(Chart and figure data)
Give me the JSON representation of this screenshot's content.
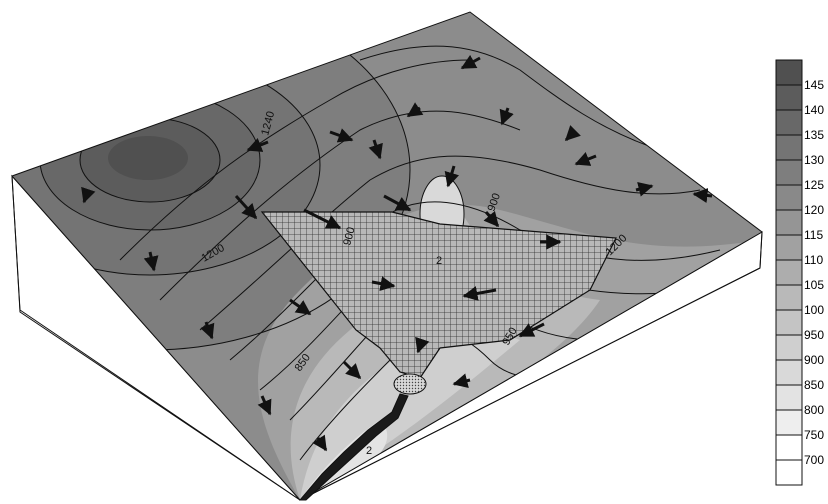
{
  "contour_labels": [
    "1240",
    "900",
    "1200",
    "900",
    "1200",
    "850",
    "950",
    "2",
    "2"
  ],
  "legend": {
    "ticks": [
      "145",
      "140",
      "135",
      "130",
      "125",
      "120",
      "115",
      "110",
      "105",
      "100",
      "950",
      "900",
      "850",
      "800",
      "750",
      "700"
    ],
    "colors": [
      "#505050",
      "#5c5c5c",
      "#686868",
      "#747474",
      "#7e7e7e",
      "#898989",
      "#959595",
      "#a1a1a1",
      "#adadad",
      "#b9b9b9",
      "#c4c4c4",
      "#cfcfcf",
      "#d9d9d9",
      "#e3e3e3",
      "#eeeeee",
      "#ffffff"
    ]
  },
  "colors": {
    "outline": "#111111",
    "mesh": "#2a2a2a",
    "side_face": "#ffffff"
  },
  "icons": [
    "flow-arrow-icon",
    "mesh-grid",
    "stream-channel"
  ]
}
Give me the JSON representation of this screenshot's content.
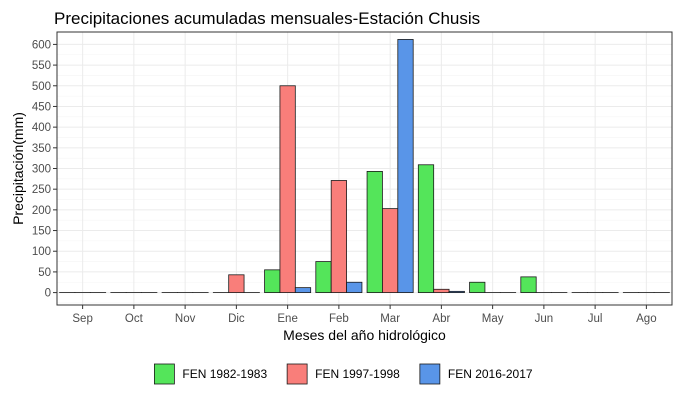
{
  "chart_data": {
    "type": "bar",
    "title": "Precipitaciones acumuladas mensuales-Estación Chusis",
    "xlabel": "Meses del año hidrológico",
    "ylabel": "Precipitación(mm)",
    "categories": [
      "Sep",
      "Oct",
      "Nov",
      "Dic",
      "Ene",
      "Feb",
      "Mar",
      "Abr",
      "May",
      "Jun",
      "Jul",
      "Ago"
    ],
    "ylim": [
      -30,
      630
    ],
    "yticks": [
      0,
      50,
      100,
      150,
      200,
      250,
      300,
      350,
      400,
      450,
      500,
      550,
      600
    ],
    "grid": true,
    "legend_position": "bottom",
    "series": [
      {
        "name": "FEN 1982-1983",
        "color": "#54e55a",
        "values": [
          0,
          0,
          0,
          0,
          55,
          75,
          293,
          309,
          25,
          38,
          0,
          0
        ]
      },
      {
        "name": "FEN 1997-1998",
        "color": "#f97e7a",
        "values": [
          0,
          0,
          0,
          43,
          500,
          271,
          203,
          8,
          0,
          0,
          0,
          0
        ]
      },
      {
        "name": "FEN 2016-2017",
        "color": "#5995e8",
        "values": [
          0,
          0,
          0,
          0,
          12,
          25,
          612,
          3,
          0,
          0,
          0,
          0
        ]
      }
    ]
  }
}
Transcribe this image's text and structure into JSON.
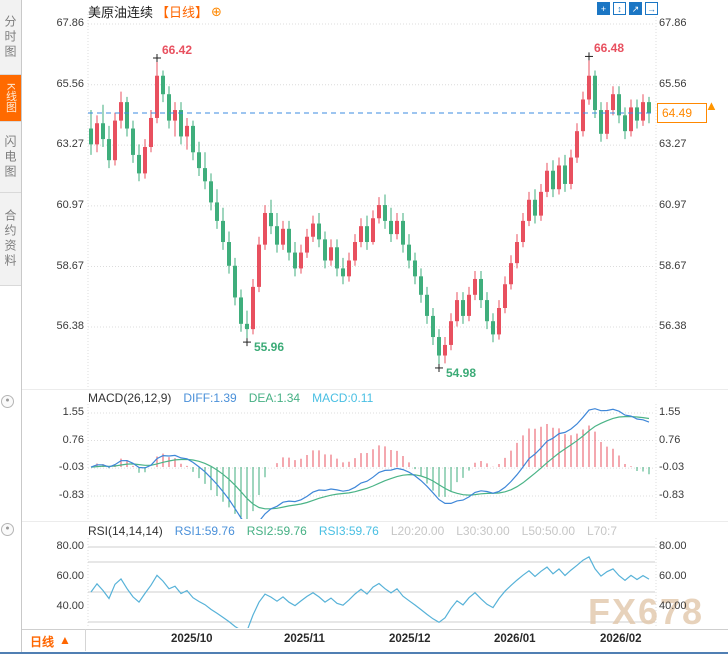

### Task brief:
Go through the records and pull out each line that includes the word "name".

### Reply:
        "name": "FEN 1982-1983",
        "name": "FEN 1997-1998",
        "name": "FEN 2016-2017",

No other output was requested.